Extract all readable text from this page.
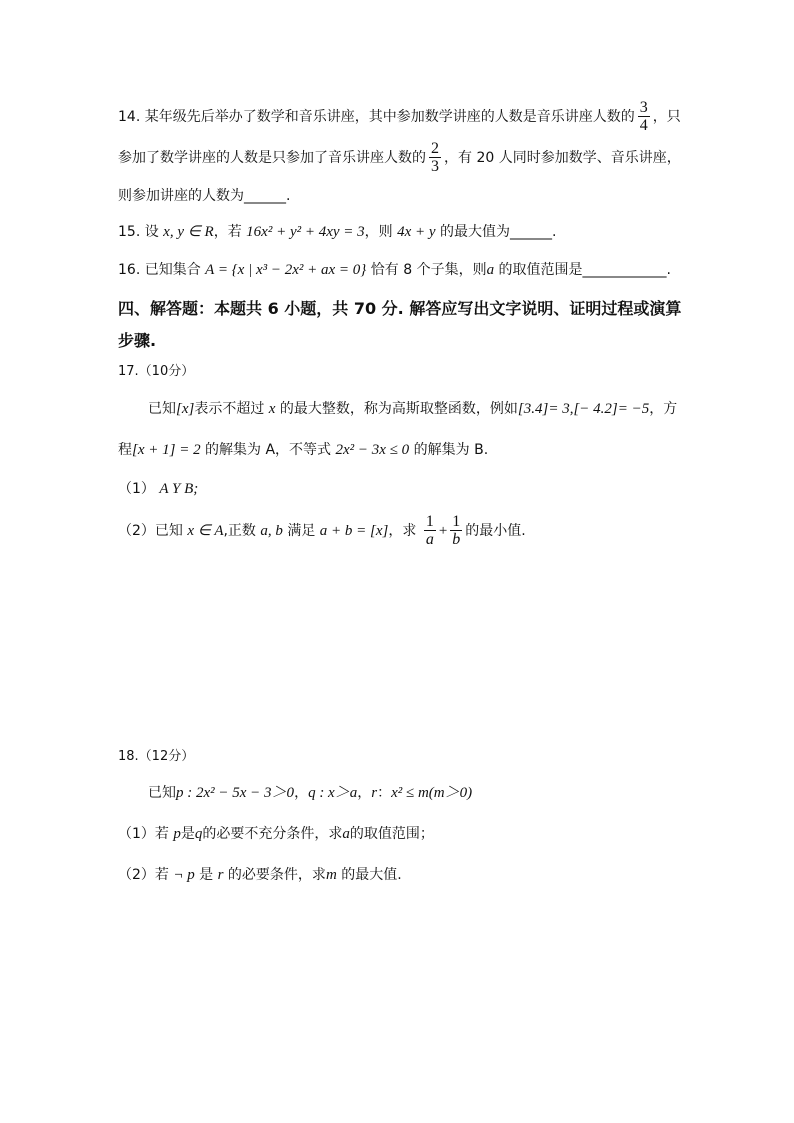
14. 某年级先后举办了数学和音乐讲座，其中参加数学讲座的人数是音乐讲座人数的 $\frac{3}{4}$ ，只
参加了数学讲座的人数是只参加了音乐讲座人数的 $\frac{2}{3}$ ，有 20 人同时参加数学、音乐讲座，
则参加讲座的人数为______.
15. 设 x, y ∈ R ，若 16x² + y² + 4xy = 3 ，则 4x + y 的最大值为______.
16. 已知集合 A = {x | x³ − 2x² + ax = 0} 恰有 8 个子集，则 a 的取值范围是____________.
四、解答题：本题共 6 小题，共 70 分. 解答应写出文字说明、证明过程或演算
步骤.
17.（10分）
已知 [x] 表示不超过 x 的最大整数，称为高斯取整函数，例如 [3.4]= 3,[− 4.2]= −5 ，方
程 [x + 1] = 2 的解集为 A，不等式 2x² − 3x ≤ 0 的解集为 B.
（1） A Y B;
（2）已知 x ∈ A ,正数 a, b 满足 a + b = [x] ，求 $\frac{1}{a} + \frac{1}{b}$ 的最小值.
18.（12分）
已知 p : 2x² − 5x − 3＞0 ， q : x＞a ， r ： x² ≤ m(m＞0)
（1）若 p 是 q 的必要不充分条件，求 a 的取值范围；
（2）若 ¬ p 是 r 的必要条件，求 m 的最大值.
===============
**Your task**
Locate the lines above that hold the word "frac". Show every one of them.

**Result of the task**
14. 某年级先后举办了数学和音乐讲座，其中参加数学讲座的人数是音乐讲座人数的 $\frac{3}{4}$ ，只
参加了数学讲座的人数是只参加了音乐讲座人数的 $\frac{2}{3}$ ，有 20 人同时参加数学、音乐讲座，
（2）已知 x ∈ A ,正数 a, b 满足 a + b = [x] ，求 $\frac{1}{a} + \frac{1}{b}$ 的最小值.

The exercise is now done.